_Catatan yang tersedia_:
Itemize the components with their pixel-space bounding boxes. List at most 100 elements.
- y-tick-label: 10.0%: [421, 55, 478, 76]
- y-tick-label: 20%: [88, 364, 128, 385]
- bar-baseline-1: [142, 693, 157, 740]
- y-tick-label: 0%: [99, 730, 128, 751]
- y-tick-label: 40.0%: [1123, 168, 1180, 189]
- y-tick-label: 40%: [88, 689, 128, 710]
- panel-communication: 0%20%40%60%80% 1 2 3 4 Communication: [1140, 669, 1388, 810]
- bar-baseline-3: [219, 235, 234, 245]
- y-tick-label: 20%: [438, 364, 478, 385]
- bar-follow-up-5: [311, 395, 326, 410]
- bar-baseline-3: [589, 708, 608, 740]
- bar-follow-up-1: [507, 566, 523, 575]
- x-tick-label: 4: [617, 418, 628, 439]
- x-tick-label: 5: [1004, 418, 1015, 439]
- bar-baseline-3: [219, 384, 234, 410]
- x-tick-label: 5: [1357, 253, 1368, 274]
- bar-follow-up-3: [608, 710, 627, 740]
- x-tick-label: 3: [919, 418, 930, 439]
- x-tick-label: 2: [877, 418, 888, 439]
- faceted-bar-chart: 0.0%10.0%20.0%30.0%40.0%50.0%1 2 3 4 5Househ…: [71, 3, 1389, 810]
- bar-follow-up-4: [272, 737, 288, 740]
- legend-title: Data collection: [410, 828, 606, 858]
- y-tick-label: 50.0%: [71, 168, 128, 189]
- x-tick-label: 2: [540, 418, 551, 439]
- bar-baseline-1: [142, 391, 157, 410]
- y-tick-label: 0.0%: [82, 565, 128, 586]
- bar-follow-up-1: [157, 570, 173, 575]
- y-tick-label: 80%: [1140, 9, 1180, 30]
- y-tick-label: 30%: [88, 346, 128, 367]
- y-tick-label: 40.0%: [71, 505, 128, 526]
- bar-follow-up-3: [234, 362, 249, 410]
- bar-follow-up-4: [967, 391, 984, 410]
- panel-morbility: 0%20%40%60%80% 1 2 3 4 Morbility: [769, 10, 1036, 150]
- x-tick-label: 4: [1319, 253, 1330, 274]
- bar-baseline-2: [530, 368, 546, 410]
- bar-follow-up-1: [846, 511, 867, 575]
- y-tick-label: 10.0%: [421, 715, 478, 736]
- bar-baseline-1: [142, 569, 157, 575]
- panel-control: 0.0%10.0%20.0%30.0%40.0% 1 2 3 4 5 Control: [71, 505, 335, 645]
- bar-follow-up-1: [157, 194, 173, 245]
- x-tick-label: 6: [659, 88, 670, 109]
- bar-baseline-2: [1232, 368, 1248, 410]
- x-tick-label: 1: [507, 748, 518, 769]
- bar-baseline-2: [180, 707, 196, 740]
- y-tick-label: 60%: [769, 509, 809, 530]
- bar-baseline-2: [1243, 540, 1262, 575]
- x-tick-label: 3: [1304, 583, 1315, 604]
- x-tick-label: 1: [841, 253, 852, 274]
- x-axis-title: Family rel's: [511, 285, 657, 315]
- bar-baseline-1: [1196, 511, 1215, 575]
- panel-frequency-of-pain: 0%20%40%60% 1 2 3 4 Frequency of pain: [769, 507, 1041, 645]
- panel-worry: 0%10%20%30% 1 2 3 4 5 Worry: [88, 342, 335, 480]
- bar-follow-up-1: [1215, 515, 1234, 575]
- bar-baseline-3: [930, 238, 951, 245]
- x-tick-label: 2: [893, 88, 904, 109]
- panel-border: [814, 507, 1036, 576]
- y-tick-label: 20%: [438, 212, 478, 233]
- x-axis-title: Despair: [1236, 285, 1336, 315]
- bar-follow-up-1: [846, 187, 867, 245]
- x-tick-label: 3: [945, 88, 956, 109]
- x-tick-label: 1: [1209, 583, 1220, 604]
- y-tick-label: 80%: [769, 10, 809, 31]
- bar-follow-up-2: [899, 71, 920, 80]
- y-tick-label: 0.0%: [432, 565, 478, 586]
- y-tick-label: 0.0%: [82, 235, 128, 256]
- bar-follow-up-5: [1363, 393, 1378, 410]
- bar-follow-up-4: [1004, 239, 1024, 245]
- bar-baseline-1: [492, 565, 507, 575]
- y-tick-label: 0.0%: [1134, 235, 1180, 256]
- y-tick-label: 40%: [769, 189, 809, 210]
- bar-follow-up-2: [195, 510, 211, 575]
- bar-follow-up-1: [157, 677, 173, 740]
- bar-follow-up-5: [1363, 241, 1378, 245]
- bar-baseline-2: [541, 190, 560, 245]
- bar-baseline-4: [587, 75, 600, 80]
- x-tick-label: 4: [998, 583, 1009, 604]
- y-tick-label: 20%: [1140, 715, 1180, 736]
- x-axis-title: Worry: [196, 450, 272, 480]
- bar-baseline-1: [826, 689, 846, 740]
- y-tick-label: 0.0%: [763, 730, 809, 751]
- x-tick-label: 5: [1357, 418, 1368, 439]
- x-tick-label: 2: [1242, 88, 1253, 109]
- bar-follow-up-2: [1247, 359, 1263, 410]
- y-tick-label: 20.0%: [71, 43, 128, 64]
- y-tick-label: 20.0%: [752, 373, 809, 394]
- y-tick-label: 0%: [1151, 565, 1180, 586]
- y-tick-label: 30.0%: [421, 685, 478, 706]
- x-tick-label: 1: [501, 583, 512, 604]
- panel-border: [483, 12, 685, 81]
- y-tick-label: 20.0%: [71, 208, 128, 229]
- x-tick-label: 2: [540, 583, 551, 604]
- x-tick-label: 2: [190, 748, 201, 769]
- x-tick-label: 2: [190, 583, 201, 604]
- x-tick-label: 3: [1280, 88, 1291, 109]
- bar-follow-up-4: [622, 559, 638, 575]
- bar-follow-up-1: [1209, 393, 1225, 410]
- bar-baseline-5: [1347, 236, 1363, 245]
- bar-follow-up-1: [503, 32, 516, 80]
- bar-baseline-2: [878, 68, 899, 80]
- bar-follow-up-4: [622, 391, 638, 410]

_Tujuan_: Sajikan baris-baris catatan sebagai tabel Markdown dengan kolom "Nomor" dan "Baris catatan". Mulailah dari awal catatan dan berhentilah pada baris yang memuat "- y-tick-label: 40%: [88, 689, 128, 710]", serta lewati baris kosong.

_Hasil tugas_:
| Nomor | Baris catatan |
|---|---|
| 1 | Itemize the components with their pixel-space bounding boxes. List at most 100 elements. |
| 2 | - y-tick-label: 10.0%: [421, 55, 478, 76] |
| 3 | - y-tick-label: 20%: [88, 364, 128, 385] |
| 4 | - bar-baseline-1: [142, 693, 157, 740] |
| 5 | - y-tick-label: 0%: [99, 730, 128, 751] |
| 6 | - y-tick-label: 40.0%: [1123, 168, 1180, 189] |
| 7 | - y-tick-label: 40%: [88, 689, 128, 710] |